## begin ENTRIES SHOWN
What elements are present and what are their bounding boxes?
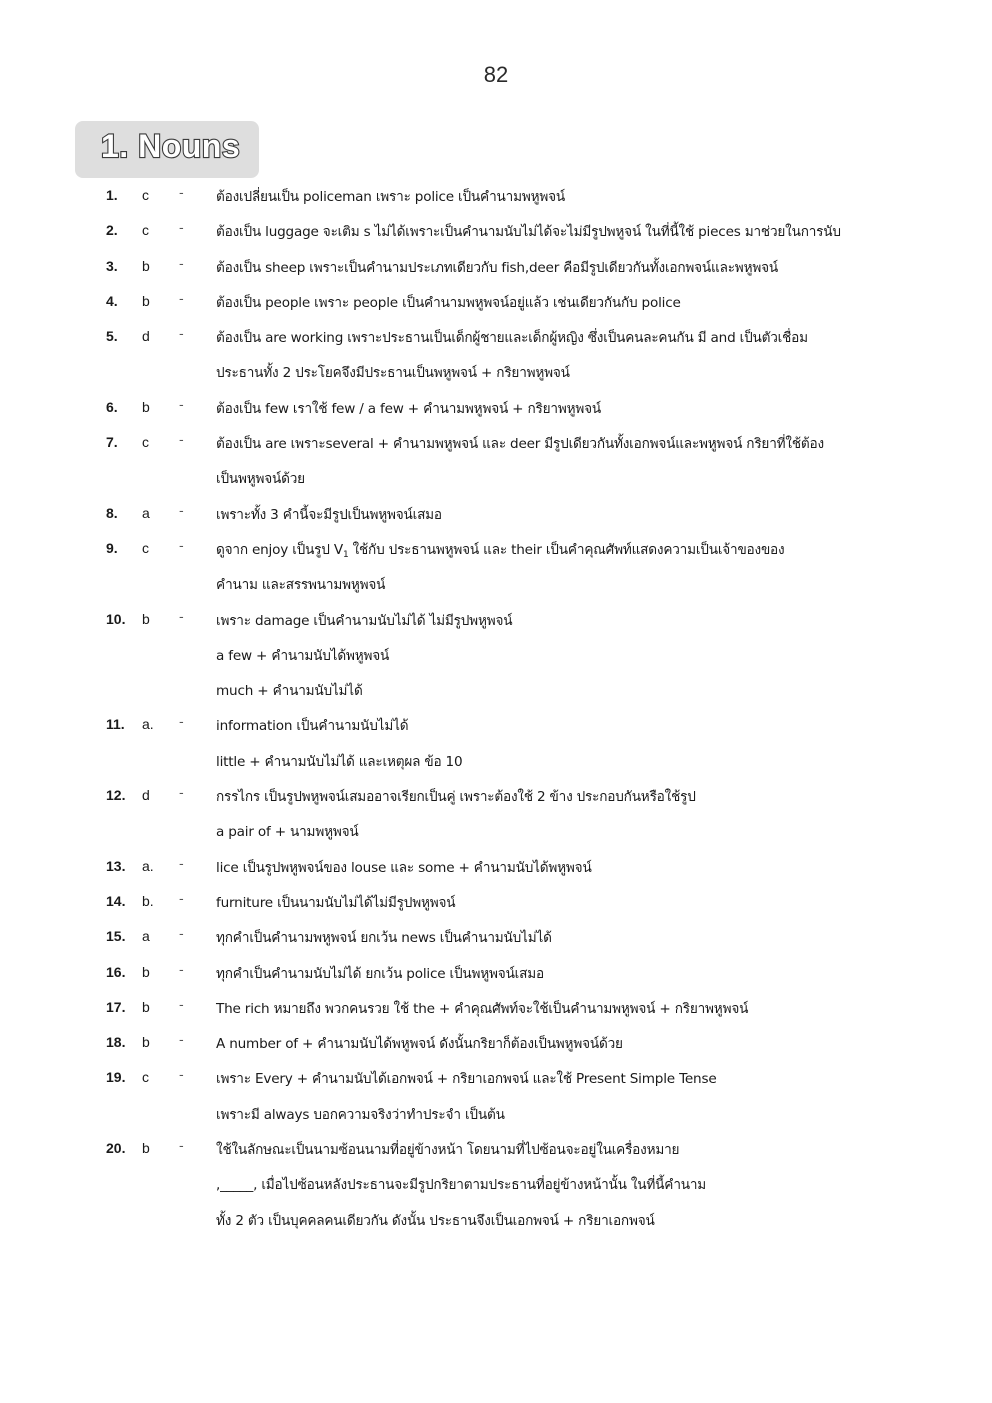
answer-choice: a xyxy=(142,504,150,521)
explanation-text: little + คำนามนับไม่ได้ และเหตุผล ข้อ 10 xyxy=(216,753,463,770)
answer-item xyxy=(0,1061,992,1096)
answer-item-continuation xyxy=(0,744,992,779)
dash-separator: - xyxy=(179,891,184,907)
explanation-text: ใช้ในลักษณะเป็นนามซ้อนนามที่อยู่ข้างหน้า โดยนามที่ไปซ้อนจะอยู่ในเครื่องหมาย xyxy=(216,1142,680,1159)
dash-separator: - xyxy=(179,962,184,978)
explanation-text: ต้องเป็น people เพราะ people เป็นคำนามพหูพจน์อยู่แล้ว เช่นเดียวกันกับ police xyxy=(216,294,681,311)
answer-number: 19. xyxy=(106,1069,126,1086)
answer-item-continuation xyxy=(0,1203,992,1238)
dash-separator: - xyxy=(179,221,184,237)
answer-number: 2. xyxy=(106,222,118,239)
explanation-text: a pair of + นามพหูพจน์ xyxy=(216,824,359,841)
explanation-text-part: ดูจาก enjoy เป็นรูป V xyxy=(216,541,343,558)
answer-number: 14. xyxy=(106,892,126,909)
answer-item-continuation xyxy=(0,1097,992,1132)
explanation-text: ต้องเป็น are เพราะseveral + คำนามพหูพจน์ และ deer มีรูปเดียวกันทั้งเอกพจน์และพหูพจน์ กริยาที่ใช้ต้อง xyxy=(216,436,824,453)
explanation-text: ทั้ง 2 ตัว เป็นบุคคลคนเดียวกัน ดังนั้น ประธานจึงเป็นเอกพจน์ + กริยาเอกพจน์ xyxy=(216,1212,655,1229)
explanation-text-part: ใช้กับ ประธานพหูพจน์ และ their เป็นคำคุณศัพท์แสดงความเป็นเจ้าของของ xyxy=(348,541,785,558)
dash-separator: - xyxy=(179,856,184,872)
answer-choice: a. xyxy=(142,857,154,874)
page-number: 82 xyxy=(483,62,509,87)
answer-item xyxy=(0,214,992,249)
answer-choice: b xyxy=(142,1034,150,1051)
answer-choice: b. xyxy=(142,892,154,909)
explanation-text xyxy=(216,538,784,560)
answer-choice: b xyxy=(142,292,150,309)
answer-item-continuation xyxy=(0,673,992,708)
answer-number: 6. xyxy=(106,398,118,415)
explanation-text: A number of + คำนามนับได้พหูพจน์ ดังนั้นกริยาก็ต้องเป็นพหูพจน์ด้วย xyxy=(216,1036,623,1053)
answer-choice: a. xyxy=(142,716,154,733)
answer-item-continuation xyxy=(0,1167,992,1202)
answer-item xyxy=(0,850,992,885)
answer-number: 3. xyxy=(106,257,118,274)
explanation-text: ต้องเป็น luggage จะเติม s ไม่ได้เพราะเป็นคำนามนับไม่ได้จะไม่มีรูปพหูจน์ ในที่นี้ใช้ pieces มาช่วยในการนับ xyxy=(216,224,841,241)
answer-item xyxy=(0,1132,992,1167)
explanation-text: ทุกคำเป็นคำนามพหูพจน์ ยกเว้น news เป็นคำนามนับไม่ได้ xyxy=(216,930,552,947)
answer-item xyxy=(0,179,992,214)
answer-number: 5. xyxy=(106,328,118,345)
answer-choice: c xyxy=(142,222,149,239)
answer-choice: d xyxy=(142,328,150,345)
dash-separator: - xyxy=(179,433,184,449)
answer-number: 1. xyxy=(106,187,118,203)
dash-separator: - xyxy=(179,256,184,272)
answer-number: 12. xyxy=(106,787,126,804)
section-title-badge xyxy=(75,121,259,178)
dash-separator: - xyxy=(179,327,184,343)
explanation-text: คำนาม และสรรพนามพหูพจน์ xyxy=(216,577,386,594)
explanation-text: ต้องเปลี่ยนเป็น policeman เพราะ police เป็นคำนามพหูพจน์ xyxy=(216,189,565,205)
answer-choice: b xyxy=(142,610,150,627)
dash-separator: - xyxy=(179,503,184,519)
explanation-text: ประธานทั้ง 2 ประโยคจึงมีประธานเป็นพหูพจน์ + กริยาพหูพจน์ xyxy=(216,365,570,382)
section-title: 1. Nouns xyxy=(101,128,241,164)
answer-choice: c xyxy=(142,434,149,451)
answer-item xyxy=(0,250,992,285)
subscript: 1 xyxy=(342,549,349,560)
explanation-text: ต้องเป็น few เราใช้ few / a few + คำนามพหูพจน์ + กริยาพหูพจน์ xyxy=(216,400,601,417)
answer-choice: c xyxy=(142,539,149,556)
dash-separator: - xyxy=(179,291,184,307)
dash-separator: - xyxy=(179,609,184,625)
answer-choice: b xyxy=(142,998,150,1015)
answer-item-continuation xyxy=(0,638,992,673)
answer-item xyxy=(0,426,992,461)
answer-item xyxy=(0,920,992,955)
explanation-text: เพราะมี always บอกความจริงว่าทำประจำ เป็นต้น xyxy=(216,1106,505,1123)
answer-number: 17. xyxy=(106,998,126,1015)
explanation-text: lice เป็นรูปพหูพจน์ของ louse และ some + คำนามนับได้พหูพจน์ xyxy=(216,859,592,876)
answer-item xyxy=(0,391,992,426)
dash-separator: - xyxy=(179,927,184,943)
dash-separator: - xyxy=(179,1033,184,1049)
answer-number: 13. xyxy=(106,857,126,874)
explanation-text: ต้องเป็น sheep เพราะเป็นคำนามประเภทเดียวกับ fish,deer คือมีรูปเดียวกันทั้งเอกพจน์และพหูพจน์ xyxy=(216,259,778,276)
answer-number: 10. xyxy=(106,610,126,627)
dash-separator: - xyxy=(179,186,184,201)
answer-item xyxy=(0,320,992,355)
answer-number: 18. xyxy=(106,1034,126,1051)
dash-separator: - xyxy=(179,786,184,802)
answer-number: 8. xyxy=(106,504,118,521)
answer-item-continuation xyxy=(0,814,992,849)
answer-item xyxy=(0,1026,992,1061)
answer-item xyxy=(0,497,992,532)
explanation-text: กรรไกร เป็นรูปพหูพจน์เสมออาจเรียกเป็นคู่ เพราะต้องใช้ 2 ข้าง ประกอบกันหรือใช้รูป xyxy=(216,789,696,806)
explanation-text: information เป็นคำนามนับไม่ได้ xyxy=(216,718,409,735)
explanation-text: เพราะ damage เป็นคำนามนับไม่ได้ ไม่มีรูปพหูพจน์ xyxy=(216,612,513,629)
answer-number: 7. xyxy=(106,434,118,451)
answer-item xyxy=(0,708,992,743)
explanation-text: เป็นพหูพจน์ด้วย xyxy=(216,471,305,488)
answer-choice: a xyxy=(142,928,150,945)
answer-choice: c xyxy=(142,1069,149,1086)
answer-choice: c xyxy=(142,187,149,203)
answer-choice: b xyxy=(142,398,150,415)
explanation-text: ทุกคำเป็นคำนามนับไม่ได้ ยกเว้น police เป็นพหูพจน์เสมอ xyxy=(216,965,544,982)
answer-item-continuation xyxy=(0,461,992,496)
answer-choice: b xyxy=(142,963,150,980)
answer-item xyxy=(0,956,992,991)
answer-item xyxy=(0,285,992,320)
explanation-text: a few + คำนามนับได้พหูพจน์ xyxy=(216,647,390,664)
answer-item xyxy=(0,779,992,814)
answer-choice: b xyxy=(142,1140,150,1157)
explanation-text: The rich หมายถึง พวกคนรวย ใช้ the + คำคุณศัพท์จะใช้เป็นคำนามพหูพจน์ + กริยาพหูพจน์ xyxy=(216,1000,749,1017)
answer-number: 16. xyxy=(106,963,126,980)
dash-separator: - xyxy=(179,997,184,1013)
dash-separator: - xyxy=(179,1068,184,1084)
answer-choice: d xyxy=(142,787,150,804)
dash-separator: - xyxy=(179,715,184,731)
answer-item xyxy=(0,991,992,1026)
answer-item xyxy=(0,603,992,638)
explanation-text: ,_____, เมื่อไปซ้อนหลังประธานจะมีรูปกริยาตามประธานที่อยู่ข้างหน้านั้น ในที่นี้คำนาม xyxy=(216,1177,707,1194)
answer-item-continuation xyxy=(0,355,992,390)
answer-choice: b xyxy=(142,257,150,274)
explanation-text: เพราะ Every + คำนามนับได้เอกพจน์ + กริยาเอกพจน์ และใช้ Present Simple Tense xyxy=(216,1071,717,1088)
answer-number: 20. xyxy=(106,1140,126,1157)
answer-item xyxy=(0,532,992,567)
dash-separator: - xyxy=(179,538,184,554)
answer-list xyxy=(0,179,992,1238)
answer-number: 4. xyxy=(106,292,118,309)
explanation-text: furniture เป็นนามนับไม่ได้ไม่มีรูปพหูพจน์ xyxy=(216,894,456,911)
explanation-text: ต้องเป็น are working เพราะประธานเป็นเด็กผู้ชายและเด็กผู้หญิง ซึ่งเป็นคนละคนกัน มี and เป็นตัวเชื่อม xyxy=(216,330,808,347)
explanation-text: เพราะทั้ง 3 คำนี้จะมีรูปเป็นพหูพจน์เสมอ xyxy=(216,506,442,523)
answer-item xyxy=(0,885,992,920)
dash-separator: - xyxy=(179,1139,184,1155)
answer-number: 11. xyxy=(106,716,125,733)
answer-item-continuation xyxy=(0,567,992,602)
explanation-text: much + คำนามนับไม่ได้ xyxy=(216,683,363,700)
answer-number: 15. xyxy=(106,928,126,945)
dash-separator: - xyxy=(179,397,184,413)
answer-number: 9. xyxy=(106,539,118,556)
## end ENTRIES SHOWN
• [SHORT PROBLEM]: Gather every line of the listing above that contains the string "ยาพห", and copy each of those lines in full. Matching is case-sensitive.

• [FULL SOLUTION]:
explanation-text: ประธานทั้ง 2 ประโยคจึงมีประธานเป็นพหูพจน์ + กริยาพหูพจน์ xyxy=(216,365,570,382)
explanation-text: ต้องเป็น few เราใช้ few / a few + คำนามพหูพจน์ + กริยาพหูพจน์ xyxy=(216,400,601,417)
explanation-text: The rich หมายถึง พวกคนรวย ใช้ the + คำคุณศัพท์จะใช้เป็นคำนามพหูพจน์ + กริยาพหูพจน์ xyxy=(216,1000,749,1017)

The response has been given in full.